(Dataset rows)
········

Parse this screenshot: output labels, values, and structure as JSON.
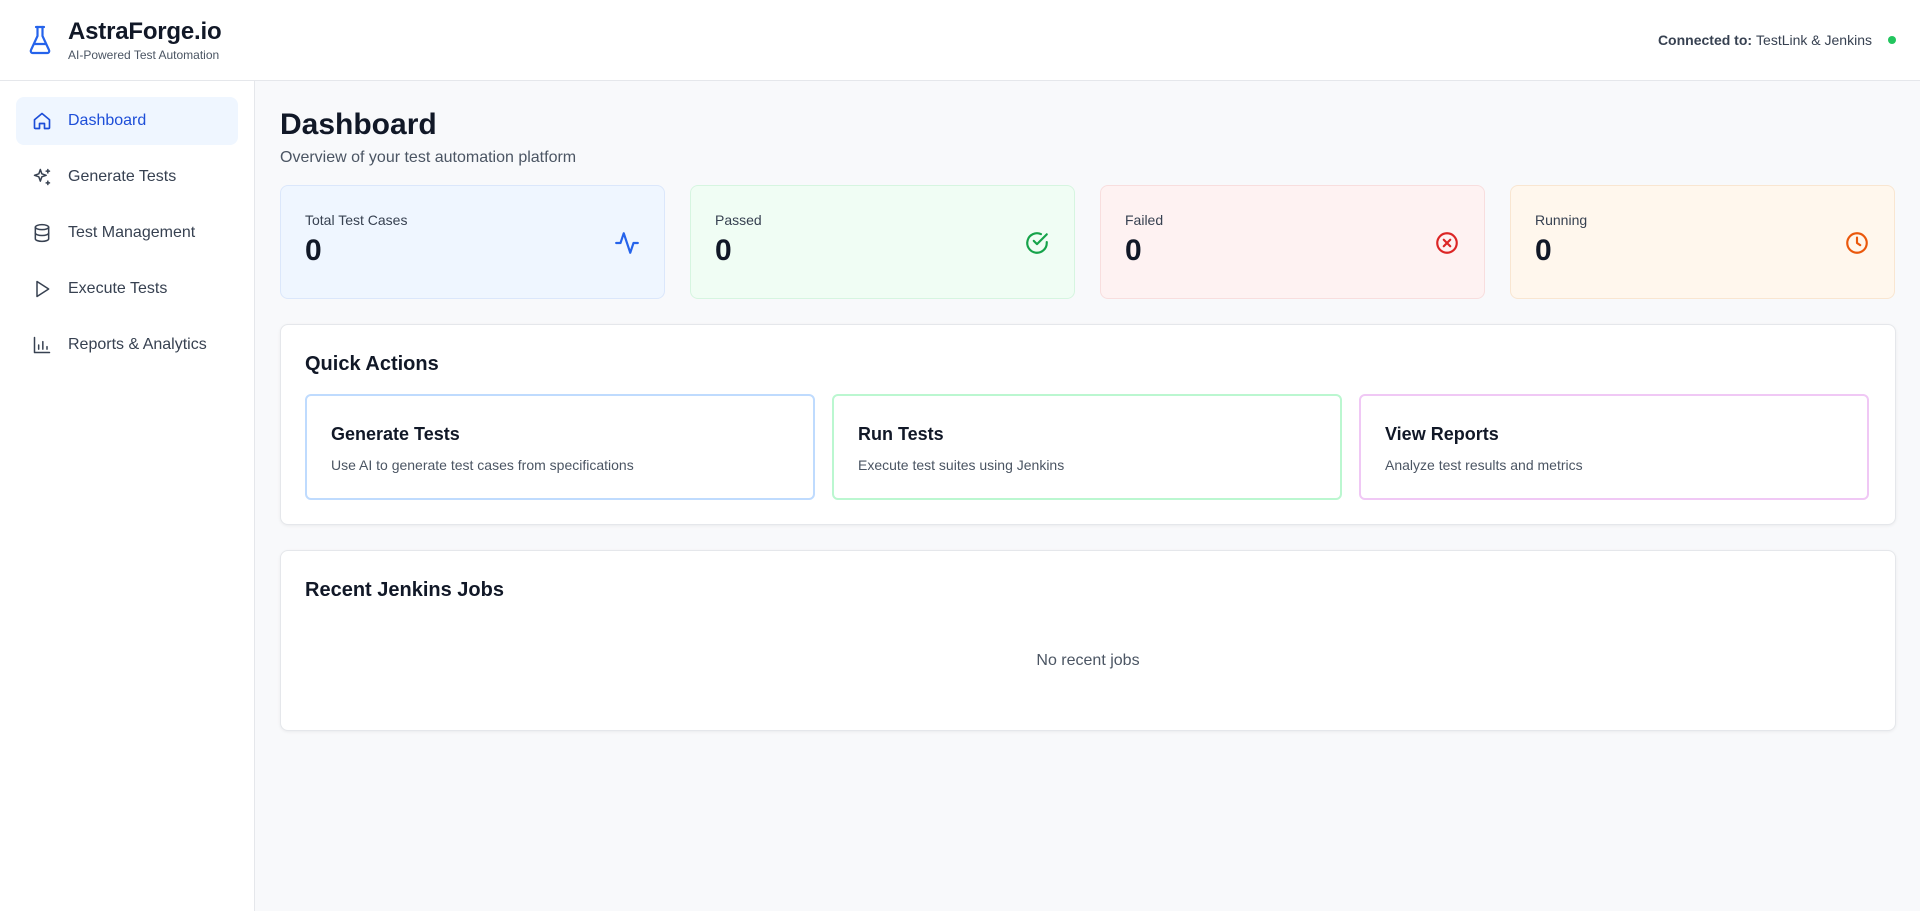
{
  "header": {
    "brand_name": "AstraForge.io",
    "brand_tagline": "AI-Powered Test Automation",
    "connection_label": "Connected to:",
    "connection_value": "TestLink & Jenkins",
    "connection_status_color": "#22c55e",
    "logo_icon": "flask-icon"
  },
  "sidebar": {
    "items": [
      {
        "label": "Dashboard",
        "icon": "home-icon",
        "active": true
      },
      {
        "label": "Generate Tests",
        "icon": "sparkles-icon",
        "active": false
      },
      {
        "label": "Test Management",
        "icon": "database-icon",
        "active": false
      },
      {
        "label": "Execute Tests",
        "icon": "play-icon",
        "active": false
      },
      {
        "label": "Reports & Analytics",
        "icon": "bar-chart-icon",
        "active": false
      }
    ]
  },
  "page": {
    "title": "Dashboard",
    "subtitle": "Overview of your test automation platform"
  },
  "stats": [
    {
      "label": "Total Test Cases",
      "value": "0",
      "icon": "activity-icon",
      "color": "#2563eb"
    },
    {
      "label": "Passed",
      "value": "0",
      "icon": "check-circle-icon",
      "color": "#16a34a"
    },
    {
      "label": "Failed",
      "value": "0",
      "icon": "x-circle-icon",
      "color": "#dc2626"
    },
    {
      "label": "Running",
      "value": "0",
      "icon": "clock-icon",
      "color": "#ea580c"
    }
  ],
  "quick_actions": {
    "title": "Quick Actions",
    "items": [
      {
        "title": "Generate Tests",
        "description": "Use AI to generate test cases from specifications"
      },
      {
        "title": "Run Tests",
        "description": "Execute test suites using Jenkins"
      },
      {
        "title": "View Reports",
        "description": "Analyze test results and metrics"
      }
    ]
  },
  "recent_jobs": {
    "title": "Recent Jenkins Jobs",
    "empty_text": "No recent jobs"
  },
  "colors": {
    "accent": "#1d4ed8",
    "active_nav_bg": "#eff6ff"
  }
}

········

◆ What is required
Gather and copy every line of the data in which the string "Reports" is found.

◆ Written response
        "label": "Reports & Analytics",
        "title": "View Reports",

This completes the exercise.